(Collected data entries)
• • • • •
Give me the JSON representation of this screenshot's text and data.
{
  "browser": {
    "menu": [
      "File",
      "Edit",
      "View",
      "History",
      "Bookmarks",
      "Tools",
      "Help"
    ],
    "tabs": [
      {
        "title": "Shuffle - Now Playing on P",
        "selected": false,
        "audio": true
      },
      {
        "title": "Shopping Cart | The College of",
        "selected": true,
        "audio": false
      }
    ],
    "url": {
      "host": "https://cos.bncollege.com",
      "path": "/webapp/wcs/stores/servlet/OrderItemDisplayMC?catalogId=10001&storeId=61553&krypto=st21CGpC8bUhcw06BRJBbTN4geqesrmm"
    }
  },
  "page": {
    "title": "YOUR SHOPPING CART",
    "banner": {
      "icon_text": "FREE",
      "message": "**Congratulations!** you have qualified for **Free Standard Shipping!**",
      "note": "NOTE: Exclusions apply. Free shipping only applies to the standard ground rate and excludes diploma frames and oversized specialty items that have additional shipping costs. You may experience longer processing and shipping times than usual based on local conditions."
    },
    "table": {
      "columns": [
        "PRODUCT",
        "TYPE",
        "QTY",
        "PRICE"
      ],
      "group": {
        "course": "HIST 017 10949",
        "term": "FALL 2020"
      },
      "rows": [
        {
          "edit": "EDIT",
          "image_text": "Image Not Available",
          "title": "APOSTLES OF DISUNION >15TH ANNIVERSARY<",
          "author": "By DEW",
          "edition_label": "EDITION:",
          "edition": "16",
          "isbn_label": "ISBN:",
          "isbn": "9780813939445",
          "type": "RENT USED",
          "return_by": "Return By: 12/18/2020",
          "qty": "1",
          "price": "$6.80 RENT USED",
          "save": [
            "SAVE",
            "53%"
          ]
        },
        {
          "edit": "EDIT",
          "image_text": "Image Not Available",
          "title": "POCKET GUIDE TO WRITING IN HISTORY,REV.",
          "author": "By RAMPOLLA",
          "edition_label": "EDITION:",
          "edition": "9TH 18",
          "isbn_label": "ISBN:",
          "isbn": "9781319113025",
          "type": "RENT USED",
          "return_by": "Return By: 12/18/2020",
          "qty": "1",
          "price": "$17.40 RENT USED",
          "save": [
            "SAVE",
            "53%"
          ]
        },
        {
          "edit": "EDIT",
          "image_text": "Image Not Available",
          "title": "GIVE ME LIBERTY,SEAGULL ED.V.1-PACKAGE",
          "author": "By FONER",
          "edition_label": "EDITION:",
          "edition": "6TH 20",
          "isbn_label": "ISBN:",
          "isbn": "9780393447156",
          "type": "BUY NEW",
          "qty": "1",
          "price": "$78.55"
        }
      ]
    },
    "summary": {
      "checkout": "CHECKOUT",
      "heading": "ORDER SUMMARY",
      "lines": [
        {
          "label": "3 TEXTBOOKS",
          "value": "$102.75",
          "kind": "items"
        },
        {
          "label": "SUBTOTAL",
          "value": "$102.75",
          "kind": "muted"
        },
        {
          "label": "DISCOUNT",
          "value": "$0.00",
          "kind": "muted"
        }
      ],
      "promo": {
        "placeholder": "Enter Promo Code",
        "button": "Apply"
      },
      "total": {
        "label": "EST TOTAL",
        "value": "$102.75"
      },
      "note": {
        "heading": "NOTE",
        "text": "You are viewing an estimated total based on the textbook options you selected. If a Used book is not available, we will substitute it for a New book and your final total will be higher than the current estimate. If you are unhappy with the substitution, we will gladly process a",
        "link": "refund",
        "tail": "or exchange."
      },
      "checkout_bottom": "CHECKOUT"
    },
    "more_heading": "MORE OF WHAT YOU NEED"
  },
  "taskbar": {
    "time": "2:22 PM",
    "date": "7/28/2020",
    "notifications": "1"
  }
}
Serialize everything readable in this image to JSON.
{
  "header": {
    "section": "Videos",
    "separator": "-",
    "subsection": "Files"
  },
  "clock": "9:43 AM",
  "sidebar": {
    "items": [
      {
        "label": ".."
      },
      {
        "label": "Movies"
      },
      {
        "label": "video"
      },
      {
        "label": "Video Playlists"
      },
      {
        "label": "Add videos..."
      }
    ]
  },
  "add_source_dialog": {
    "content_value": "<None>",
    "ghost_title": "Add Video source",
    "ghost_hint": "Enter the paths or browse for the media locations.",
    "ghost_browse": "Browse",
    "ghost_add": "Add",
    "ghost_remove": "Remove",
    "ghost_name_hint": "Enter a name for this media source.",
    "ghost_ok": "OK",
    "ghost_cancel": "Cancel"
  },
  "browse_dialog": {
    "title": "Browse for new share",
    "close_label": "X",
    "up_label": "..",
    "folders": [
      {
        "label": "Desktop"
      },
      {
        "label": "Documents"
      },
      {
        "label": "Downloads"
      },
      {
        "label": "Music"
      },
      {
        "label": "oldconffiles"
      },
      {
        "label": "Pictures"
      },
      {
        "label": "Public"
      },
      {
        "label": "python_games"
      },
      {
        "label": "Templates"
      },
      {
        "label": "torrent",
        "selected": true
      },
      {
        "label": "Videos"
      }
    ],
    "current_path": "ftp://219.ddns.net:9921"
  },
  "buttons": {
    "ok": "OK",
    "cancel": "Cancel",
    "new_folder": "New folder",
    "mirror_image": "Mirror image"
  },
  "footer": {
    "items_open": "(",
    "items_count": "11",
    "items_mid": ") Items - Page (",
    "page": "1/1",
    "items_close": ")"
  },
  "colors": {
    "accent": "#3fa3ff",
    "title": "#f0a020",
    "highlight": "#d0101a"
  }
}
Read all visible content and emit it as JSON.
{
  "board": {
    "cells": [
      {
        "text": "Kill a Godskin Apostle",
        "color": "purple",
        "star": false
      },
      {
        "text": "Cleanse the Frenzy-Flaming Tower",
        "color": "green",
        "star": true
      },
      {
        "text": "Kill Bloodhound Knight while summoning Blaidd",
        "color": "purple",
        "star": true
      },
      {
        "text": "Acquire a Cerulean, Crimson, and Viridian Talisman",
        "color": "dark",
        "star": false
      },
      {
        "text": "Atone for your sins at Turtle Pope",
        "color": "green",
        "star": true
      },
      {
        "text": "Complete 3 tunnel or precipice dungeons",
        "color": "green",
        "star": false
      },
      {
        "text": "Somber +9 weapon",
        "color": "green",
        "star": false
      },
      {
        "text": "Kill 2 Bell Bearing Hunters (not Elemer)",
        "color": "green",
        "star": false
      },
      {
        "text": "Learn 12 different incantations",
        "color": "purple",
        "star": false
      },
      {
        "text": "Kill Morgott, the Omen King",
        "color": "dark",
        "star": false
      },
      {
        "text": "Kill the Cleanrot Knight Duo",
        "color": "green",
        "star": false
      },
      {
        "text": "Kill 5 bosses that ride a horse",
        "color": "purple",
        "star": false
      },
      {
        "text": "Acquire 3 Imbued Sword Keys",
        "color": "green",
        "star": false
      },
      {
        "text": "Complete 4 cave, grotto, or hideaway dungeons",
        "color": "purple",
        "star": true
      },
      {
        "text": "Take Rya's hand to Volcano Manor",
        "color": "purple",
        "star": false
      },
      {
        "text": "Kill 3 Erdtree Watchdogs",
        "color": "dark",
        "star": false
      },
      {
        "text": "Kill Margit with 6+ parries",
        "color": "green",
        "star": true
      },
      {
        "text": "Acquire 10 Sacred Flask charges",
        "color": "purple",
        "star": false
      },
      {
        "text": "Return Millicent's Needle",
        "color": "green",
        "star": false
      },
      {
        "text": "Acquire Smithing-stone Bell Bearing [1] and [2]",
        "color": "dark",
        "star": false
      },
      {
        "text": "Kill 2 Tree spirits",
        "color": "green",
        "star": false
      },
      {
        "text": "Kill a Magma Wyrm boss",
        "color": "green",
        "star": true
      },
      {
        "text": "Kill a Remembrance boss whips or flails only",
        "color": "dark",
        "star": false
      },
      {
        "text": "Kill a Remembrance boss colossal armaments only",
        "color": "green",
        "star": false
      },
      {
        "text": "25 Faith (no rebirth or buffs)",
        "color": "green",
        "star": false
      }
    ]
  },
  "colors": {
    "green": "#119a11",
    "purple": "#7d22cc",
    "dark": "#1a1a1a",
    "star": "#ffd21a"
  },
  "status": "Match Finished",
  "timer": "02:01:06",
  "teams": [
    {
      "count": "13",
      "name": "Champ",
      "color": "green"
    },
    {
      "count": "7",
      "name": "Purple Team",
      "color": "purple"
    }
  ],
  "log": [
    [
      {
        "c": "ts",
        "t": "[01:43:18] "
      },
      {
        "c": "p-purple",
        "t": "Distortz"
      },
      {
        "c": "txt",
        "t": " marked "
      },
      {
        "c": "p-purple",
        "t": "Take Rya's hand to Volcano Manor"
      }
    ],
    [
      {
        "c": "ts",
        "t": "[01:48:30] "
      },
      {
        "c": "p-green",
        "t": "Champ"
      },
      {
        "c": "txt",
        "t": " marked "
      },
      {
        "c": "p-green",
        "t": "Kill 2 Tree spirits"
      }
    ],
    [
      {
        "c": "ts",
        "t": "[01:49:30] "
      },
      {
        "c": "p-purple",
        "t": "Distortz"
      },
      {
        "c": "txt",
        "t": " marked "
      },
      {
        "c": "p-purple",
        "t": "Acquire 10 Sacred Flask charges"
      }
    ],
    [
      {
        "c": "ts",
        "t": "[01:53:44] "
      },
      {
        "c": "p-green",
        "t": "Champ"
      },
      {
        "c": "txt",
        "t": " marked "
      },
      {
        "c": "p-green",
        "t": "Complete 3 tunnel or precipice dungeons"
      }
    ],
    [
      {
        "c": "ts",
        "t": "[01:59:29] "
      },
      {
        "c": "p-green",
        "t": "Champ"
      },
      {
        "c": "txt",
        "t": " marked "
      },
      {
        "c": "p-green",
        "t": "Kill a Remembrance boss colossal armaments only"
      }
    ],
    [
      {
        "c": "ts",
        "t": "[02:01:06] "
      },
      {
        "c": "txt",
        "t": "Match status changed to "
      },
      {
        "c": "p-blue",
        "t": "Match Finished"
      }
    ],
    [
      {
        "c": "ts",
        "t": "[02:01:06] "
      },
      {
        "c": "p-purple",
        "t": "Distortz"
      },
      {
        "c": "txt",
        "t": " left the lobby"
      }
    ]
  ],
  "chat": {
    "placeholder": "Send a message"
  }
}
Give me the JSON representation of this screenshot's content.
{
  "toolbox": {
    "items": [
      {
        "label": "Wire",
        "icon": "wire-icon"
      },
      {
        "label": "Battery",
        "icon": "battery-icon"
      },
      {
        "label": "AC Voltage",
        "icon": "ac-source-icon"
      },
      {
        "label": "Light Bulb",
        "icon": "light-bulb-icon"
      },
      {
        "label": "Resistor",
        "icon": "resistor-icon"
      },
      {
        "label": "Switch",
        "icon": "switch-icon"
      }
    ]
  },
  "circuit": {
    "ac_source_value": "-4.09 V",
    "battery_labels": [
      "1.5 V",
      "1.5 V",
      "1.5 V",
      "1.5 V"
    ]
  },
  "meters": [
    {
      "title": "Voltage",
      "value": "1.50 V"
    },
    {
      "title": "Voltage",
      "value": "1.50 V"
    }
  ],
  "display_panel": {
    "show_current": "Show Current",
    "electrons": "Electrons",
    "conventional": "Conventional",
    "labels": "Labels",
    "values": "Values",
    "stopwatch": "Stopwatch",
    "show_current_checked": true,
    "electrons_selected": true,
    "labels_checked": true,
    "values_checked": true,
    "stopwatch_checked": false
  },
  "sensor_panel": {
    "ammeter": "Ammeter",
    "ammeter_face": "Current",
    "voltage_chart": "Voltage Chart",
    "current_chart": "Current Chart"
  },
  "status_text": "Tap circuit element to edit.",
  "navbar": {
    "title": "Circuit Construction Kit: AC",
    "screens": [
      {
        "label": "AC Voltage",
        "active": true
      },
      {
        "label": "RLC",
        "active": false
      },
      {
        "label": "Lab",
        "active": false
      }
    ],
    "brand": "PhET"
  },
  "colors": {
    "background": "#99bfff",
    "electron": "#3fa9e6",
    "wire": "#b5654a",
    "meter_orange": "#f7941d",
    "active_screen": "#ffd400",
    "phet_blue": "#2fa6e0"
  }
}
• • • • •
Do this
Copy whichever lines in the listing above contain the word "Bell".

Full answer
        "text": "Kill 2 Bell Bearing Hunters (not Elemer)",
        "text": "Acquire Smithing-stone Bell Bearing [1] and [2]",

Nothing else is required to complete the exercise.